STATED TASK: Return all lines from the listing below in which the string "commander" occurs.

RECORD EXTRACTS:

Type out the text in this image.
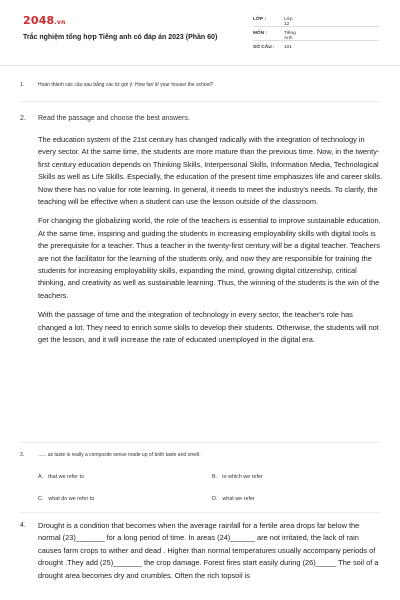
2048.vn
Trắc nghiệm tổng hợp Tiếng anh có đáp án 2023 (Phần 60)
LỚP :	Lớp 12
MÔN :	Tiếng Anh
SỐ CÂU :	101
1.	Hoàn thành các câu sau bằng các từ gợi ý: How far/ it/ your house/ the school?
2. Read the passage and choose the best answers.

The education system of the 21st century has changed radically with the integration of technology in every sector. At the same time, the students are more mature than the previous time. Now, in the twenty-first century education depends on Thinking Skills, Interpersonal Skills, Information Media, Technological Skills as well as Life Skills. Especially, the education of the present time emphasizes life and career skills. Now there has no value for rote learning. In general, it needs to meet the industry's needs. To clarify, the teaching will be effective when a student can use the lesson outside of the classroom.

For changing the globalizing world, the role of the teachers is essential to improve sustainable education. At the same time, inspiring and guiding the students in increasing employability skills with digital tools is the prerequisite for a teacher. Thus a teacher in the twenty-first century will be a digital teacher. Teachers are not the facilitator for the learning of the students only, and now they are responsible for training the students for increasing employability skills, expanding the mind, growing digital citizenship, critical thinking, and creativity as well as sustainable learning. Thus, the winning of the students is the win of the teachers.

With the passage of time and the integration of technology in every sector, the teacher's role has changed a lot. They need to enrich some skills to develop their students. Otherwise, the students will not get the lesson, and it will increase the rate of educated unemployed in the digital era.

3.	...... as taste is really a composite sense made up of both taste and smell.
A. that we refer to	B. to which we refer
C. what do we refer to	D. what we refer
4. Drought is a condition that becomes when the average rainfall for a fertile area drops far below the normal (23)_______ for a long period of time. In areas (24)______ are not irritated, the lack of rain causes farm crops to wither and dead . Higher than normal temperatures usually accompany periods of drought .They add (25)_______ the crop damage. Forest fires start easily during (26)_____ The soil of a drought area becomes dry and crumbles. Often the rich topsoil is
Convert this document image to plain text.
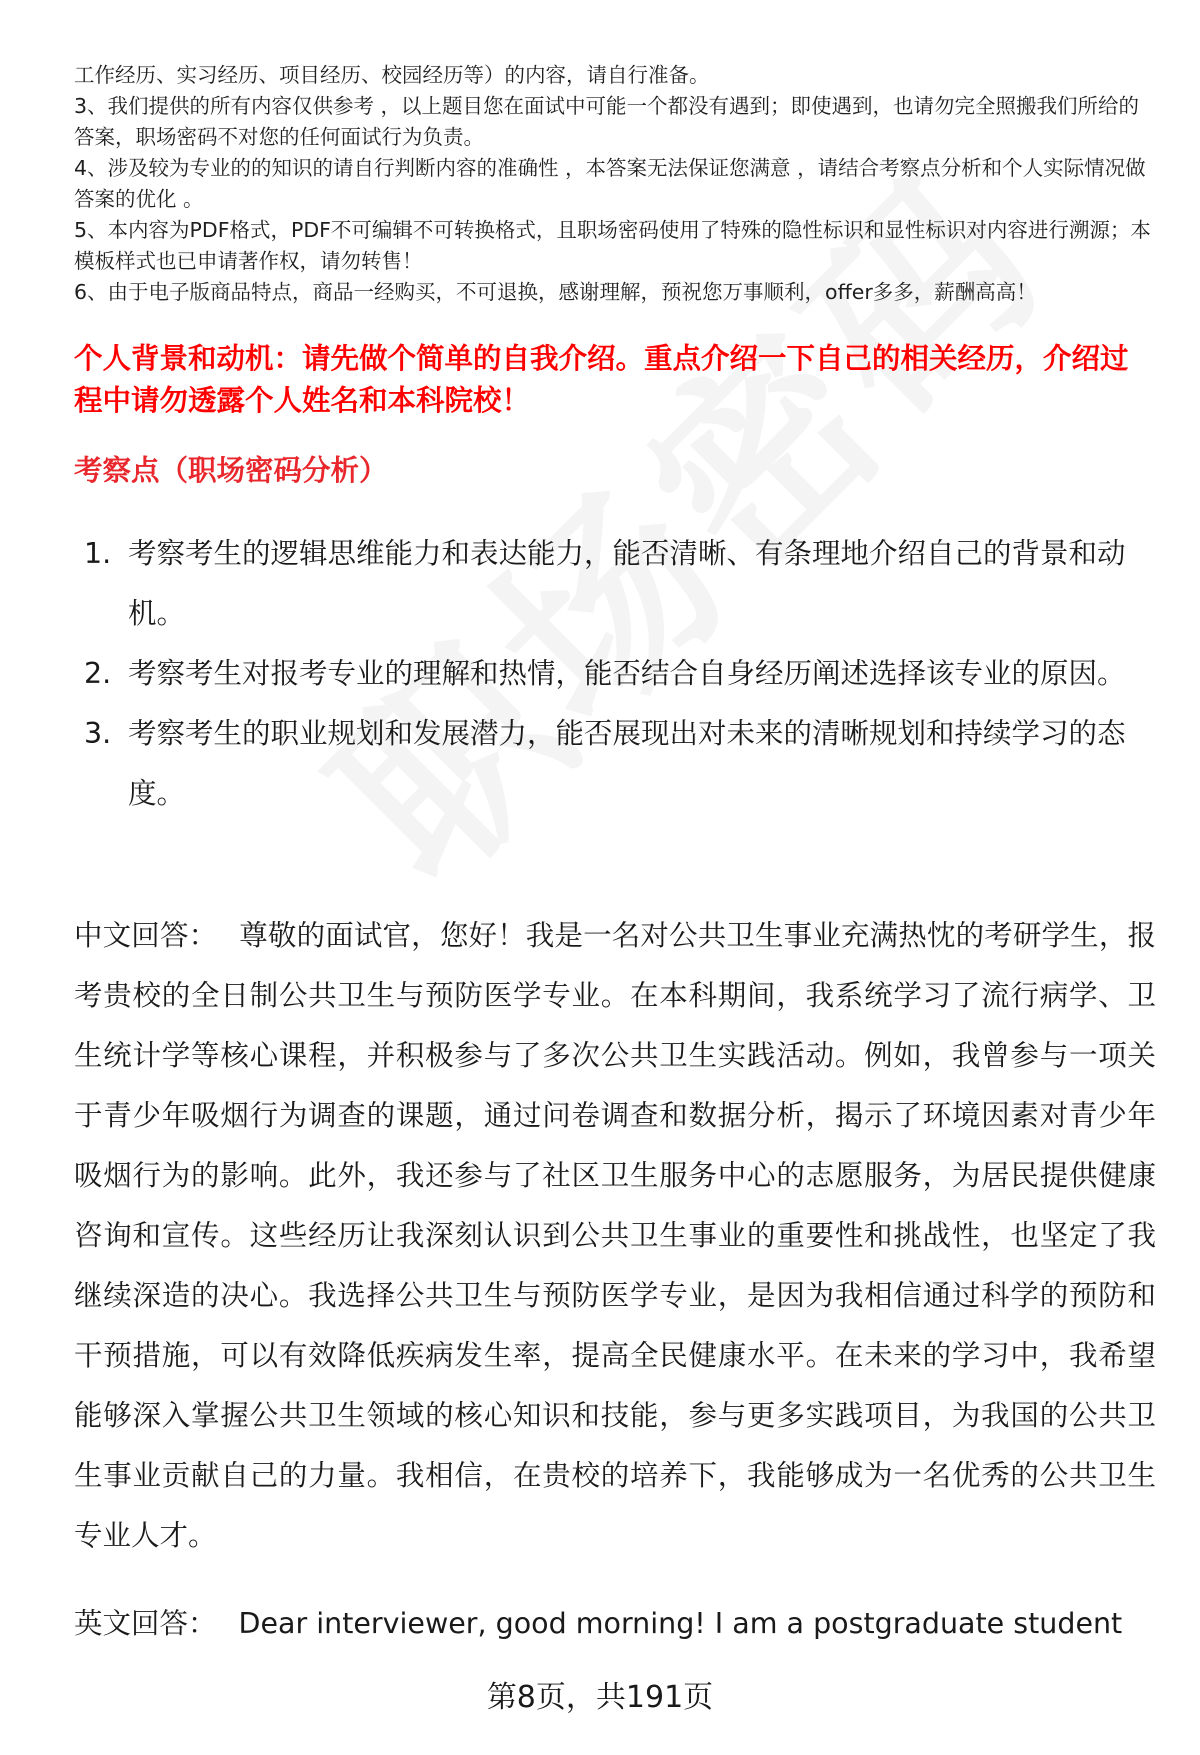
工作经历、实习经历、项目经历、校园经历等）的内容，请自行准备。

3、我们提供的所有内容仅供参考 ，以上题目您在面试中可能一个都没有遇到；即使遇到，也请勿完全照搬我们所给的答案，职场密码不对您的任何面试行为负责。

4、涉及较为专业的的知识的请自行判断内容的准确性 ，本答案无法保证您满意 ，请结合考察点分析和个人实际情况做答案的优化 。

5、本内容为PDF格式，PDF不可编辑不可转换格式，且职场密码使用了特殊的隐性标识和显性标识对内容进行溯源；本模板样式也已申请著作权，请勿转售！

6、由于电子版商品特点，商品一经购买，不可退换，感谢理解，预祝您万事顺利，offer多多，薪酬高高！

个人背景和动机：请先做个简单的自我介绍。重点介绍一下自己的相关经历，介绍过程中请勿透露个人姓名和本科院校！

考察点（职场密码分析）

1. 考察考生的逻辑思维能力和表达能力，能否清晰、有条理地介绍自己的背景和动机。
2. 考察考生对报考专业的理解和热情，能否结合自身经历阐述选择该专业的原因。
3. 考察考生的职业规划和发展潜力，能否展现出对未来的清晰规划和持续学习的态度。

中文回答： 尊敬的面试官，您好！我是一名对公共卫生事业充满热忱的考研学生，报考贵校的全日制公共卫生与预防医学专业。在本科期间，我系统学习了流行病学、卫生统计学等核心课程，并积极参与了多次公共卫生实践活动。例如，我曾参与一项关于青少年吸烟行为调查的课题，通过问卷调查和数据分析，揭示了环境因素对青少年吸烟行为的影响。此外，我还参与了社区卫生服务中心的志愿服务，为居民提供健康咨询和宣传。这些经历让我深刻认识到公共卫生事业的重要性和挑战性，也坚定了我继续深造的决心。我选择公共卫生与预防医学专业，是因为我相信通过科学的预防和干预措施，可以有效降低疾病发生率，提高全民健康水平。在未来的学习中，我希望能够深入掌握公共卫生领域的核心知识和技能，参与更多实践项目，为我国的公共卫生事业贡献自己的力量。我相信，在贵校的培养下，我能够成为一名优秀的公共卫生专业人才。

英文回答： Dear interviewer, good morning! I am a postgraduate student

第8页，共191页
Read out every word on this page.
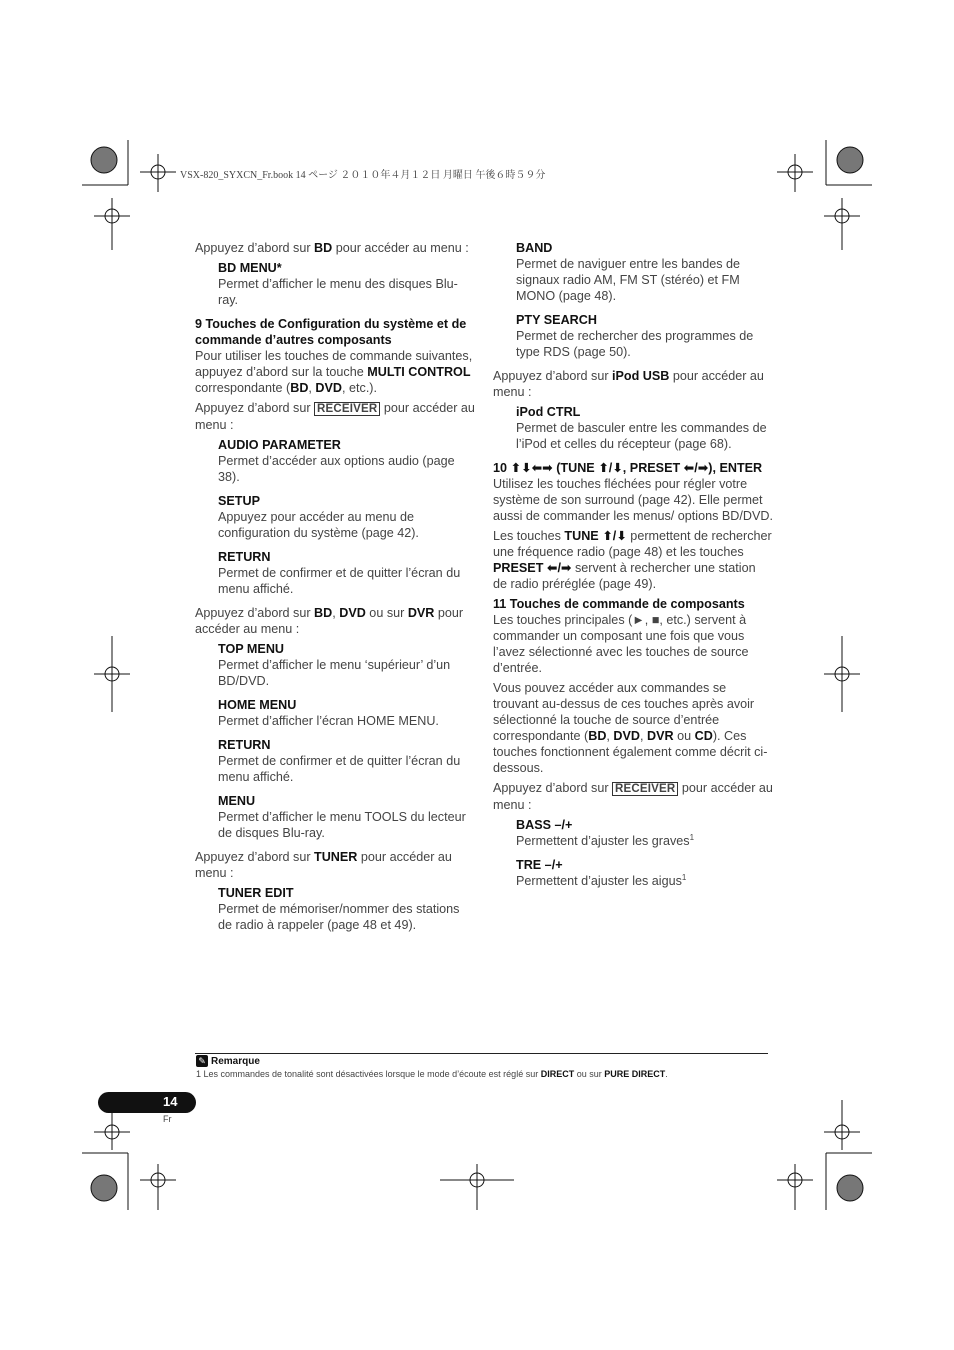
VSX-820_SYXCN_Fr.book 14 ページ ２０１０年４月１２日 月曜日 午後６時５９分

Appuyez d’abord sur BD pour accéder au menu :

BD MENU*
Permet d’afficher le menu des disques Blu-ray.

9 Touches de Configuration du système et de commande d’autres composants

Pour utiliser les touches de commande suivantes, appuyez d’abord sur la touche MULTI CONTROL correspondante (BD, DVD, etc.).

Appuyez d’abord sur RECEIVER pour accéder au menu :

AUDIO PARAMETER
Permet d’accéder aux options audio (page 38).
SETUP
Appuyez pour accéder au menu de configuration du système (page 42).
RETURN
Permet de confirmer et de quitter l’écran du menu affiché.

Appuyez d’abord sur BD, DVD ou sur DVR pour accéder au menu :

TOP MENU
Permet d’afficher le menu ‘supérieur’ d’un BD/DVD.
HOME MENU
Permet d’afficher l’écran HOME MENU.
RETURN
Permet de confirmer et de quitter l’écran du menu affiché.
MENU
Permet d’afficher le menu TOOLS du lecteur de disques Blu-ray.

Appuyez d’abord sur TUNER pour accéder au menu :

TUNER EDIT
Permet de mémoriser/nommer des stations de radio à rappeler (page 48 et 49).
BAND
Permet de naviguer entre les bandes de signaux radio AM, FM ST (stéréo) et FM MONO (page 48).
PTY SEARCH
Permet de rechercher des programmes de type RDS (page 50).

Appuyez d’abord sur iPod USB pour accéder au menu :

iPod CTRL
Permet de basculer entre les commandes de l’iPod et celles du récepteur (page 68).

10 ⬆⬇⬅➡ (TUNE ⬆/⬇, PRESET ⬅/➡), ENTER

Utilisez les touches fléchées pour régler votre système de son surround (page 42). Elle permet aussi de commander les menus/ options BD/DVD.

Les touches TUNE ⬆/⬇ permettent de rechercher une fréquence radio (page 48) et les touches PRESET ⬅/➡ servent à rechercher une station de radio préréglée (page 49).

11 Touches de commande de composants

Les touches principales (►, ■, etc.) servent à commander un composant une fois que vous l’avez sélectionné avec les touches de source d’entrée.

Vous pouvez accéder aux commandes se trouvant au-dessus de ces touches après avoir sélectionné la touche de source d’entrée correspondante (BD, DVD, DVR ou CD). Ces touches fonctionnent également comme décrit ci-dessous.

Appuyez d’abord sur RECEIVER pour accéder au menu :

BASS –/+
Permettent d’ajuster les graves$^1$
TRE –/+
Permettent d’ajuster les aigus$^1$
✎ Remarque
1 Les commandes de tonalité sont désactivées lorsque le mode d’écoute est réglé sur DIRECT ou sur PURE DIRECT.
14
Fr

CORRECT ANSWER:
Utilisez les touches fléchées pour régler votre système de son surround (page 42). Elle permet aussi de commander les menus/ options BD/DVD.
Les touches principales (►, ■, etc.) servent à commander un composant une fois que vous l’avez sélectionné avec les touches de source d’entrée.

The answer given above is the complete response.